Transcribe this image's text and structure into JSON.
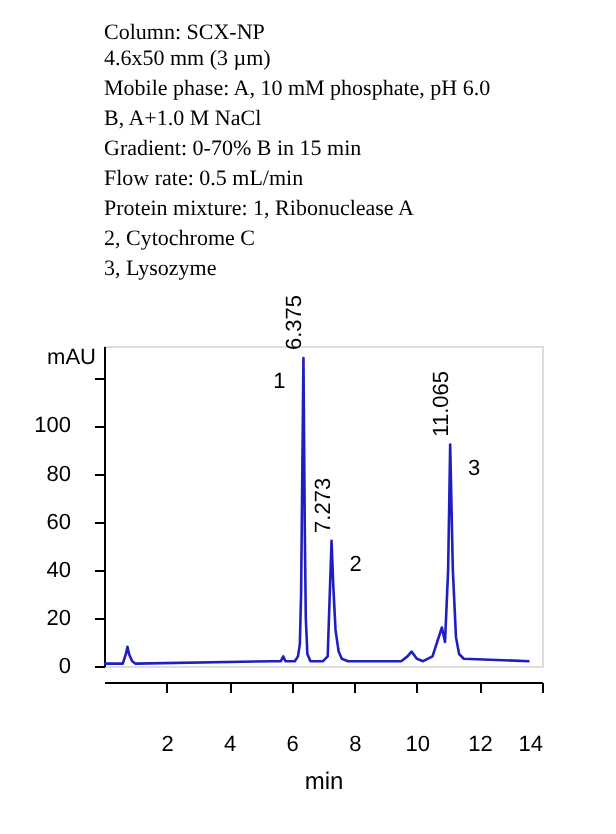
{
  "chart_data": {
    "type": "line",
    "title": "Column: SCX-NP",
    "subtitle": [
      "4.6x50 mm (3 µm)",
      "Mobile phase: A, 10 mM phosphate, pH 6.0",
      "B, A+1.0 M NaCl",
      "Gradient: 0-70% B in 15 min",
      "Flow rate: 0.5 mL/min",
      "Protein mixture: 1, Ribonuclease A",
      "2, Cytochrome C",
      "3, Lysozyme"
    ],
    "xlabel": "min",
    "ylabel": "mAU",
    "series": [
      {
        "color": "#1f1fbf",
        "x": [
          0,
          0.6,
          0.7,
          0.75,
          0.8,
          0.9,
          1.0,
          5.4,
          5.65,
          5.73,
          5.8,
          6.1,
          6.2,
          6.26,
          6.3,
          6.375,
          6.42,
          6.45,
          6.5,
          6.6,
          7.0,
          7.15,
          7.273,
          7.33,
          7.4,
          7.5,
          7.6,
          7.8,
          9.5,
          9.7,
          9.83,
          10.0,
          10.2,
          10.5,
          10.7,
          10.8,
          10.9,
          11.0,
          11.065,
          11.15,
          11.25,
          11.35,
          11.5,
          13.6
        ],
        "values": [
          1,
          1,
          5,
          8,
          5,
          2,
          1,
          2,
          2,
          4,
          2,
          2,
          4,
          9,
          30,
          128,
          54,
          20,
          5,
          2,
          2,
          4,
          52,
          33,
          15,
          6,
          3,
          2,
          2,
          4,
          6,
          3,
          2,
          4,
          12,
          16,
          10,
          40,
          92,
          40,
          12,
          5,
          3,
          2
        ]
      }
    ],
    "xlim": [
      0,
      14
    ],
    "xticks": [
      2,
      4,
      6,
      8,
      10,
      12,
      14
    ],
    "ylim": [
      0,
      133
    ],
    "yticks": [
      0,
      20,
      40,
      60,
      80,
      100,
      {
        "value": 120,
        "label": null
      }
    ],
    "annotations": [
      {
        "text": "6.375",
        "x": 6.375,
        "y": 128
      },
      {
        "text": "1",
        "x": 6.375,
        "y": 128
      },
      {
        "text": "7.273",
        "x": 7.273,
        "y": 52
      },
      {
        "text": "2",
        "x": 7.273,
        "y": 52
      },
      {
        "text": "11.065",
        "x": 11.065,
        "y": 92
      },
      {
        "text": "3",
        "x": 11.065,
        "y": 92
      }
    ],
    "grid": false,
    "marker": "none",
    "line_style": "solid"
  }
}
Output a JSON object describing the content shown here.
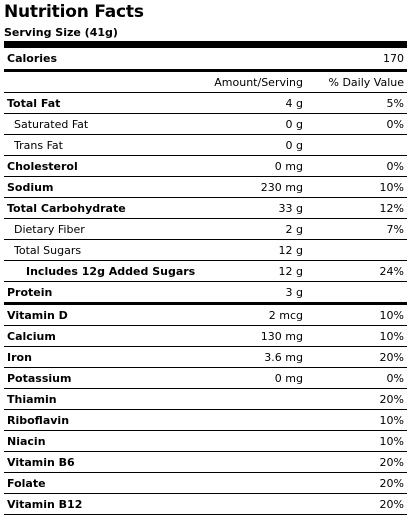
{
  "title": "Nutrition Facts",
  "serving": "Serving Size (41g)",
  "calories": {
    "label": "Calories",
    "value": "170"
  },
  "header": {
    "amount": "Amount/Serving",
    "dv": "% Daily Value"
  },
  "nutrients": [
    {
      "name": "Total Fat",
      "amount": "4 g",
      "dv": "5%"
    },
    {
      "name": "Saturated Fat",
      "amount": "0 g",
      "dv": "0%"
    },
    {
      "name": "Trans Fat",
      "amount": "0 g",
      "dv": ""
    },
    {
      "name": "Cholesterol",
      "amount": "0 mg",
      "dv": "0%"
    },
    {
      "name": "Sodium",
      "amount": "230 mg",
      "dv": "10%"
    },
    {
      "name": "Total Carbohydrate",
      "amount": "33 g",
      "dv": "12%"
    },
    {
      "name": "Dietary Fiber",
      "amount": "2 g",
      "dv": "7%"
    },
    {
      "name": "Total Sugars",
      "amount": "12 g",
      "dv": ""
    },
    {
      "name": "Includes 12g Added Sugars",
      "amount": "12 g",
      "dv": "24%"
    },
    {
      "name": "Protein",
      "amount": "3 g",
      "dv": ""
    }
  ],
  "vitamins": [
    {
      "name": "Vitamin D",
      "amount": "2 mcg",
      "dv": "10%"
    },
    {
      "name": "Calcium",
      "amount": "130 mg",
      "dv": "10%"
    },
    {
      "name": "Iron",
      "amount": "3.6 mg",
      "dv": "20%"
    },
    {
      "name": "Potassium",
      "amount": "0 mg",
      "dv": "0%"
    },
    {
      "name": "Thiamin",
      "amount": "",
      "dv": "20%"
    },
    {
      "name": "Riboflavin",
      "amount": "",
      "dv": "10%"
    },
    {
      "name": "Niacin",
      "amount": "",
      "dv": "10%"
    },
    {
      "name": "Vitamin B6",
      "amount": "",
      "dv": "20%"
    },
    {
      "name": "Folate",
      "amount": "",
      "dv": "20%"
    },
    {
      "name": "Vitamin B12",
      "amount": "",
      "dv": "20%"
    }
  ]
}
++++++++++
» **Brief**
Only the lines containing "Protein" are needed; copy each of them from the data.

» **Answer box**
      "Protein mixture: 1, Ribonuclease A",
      "name": "Protein",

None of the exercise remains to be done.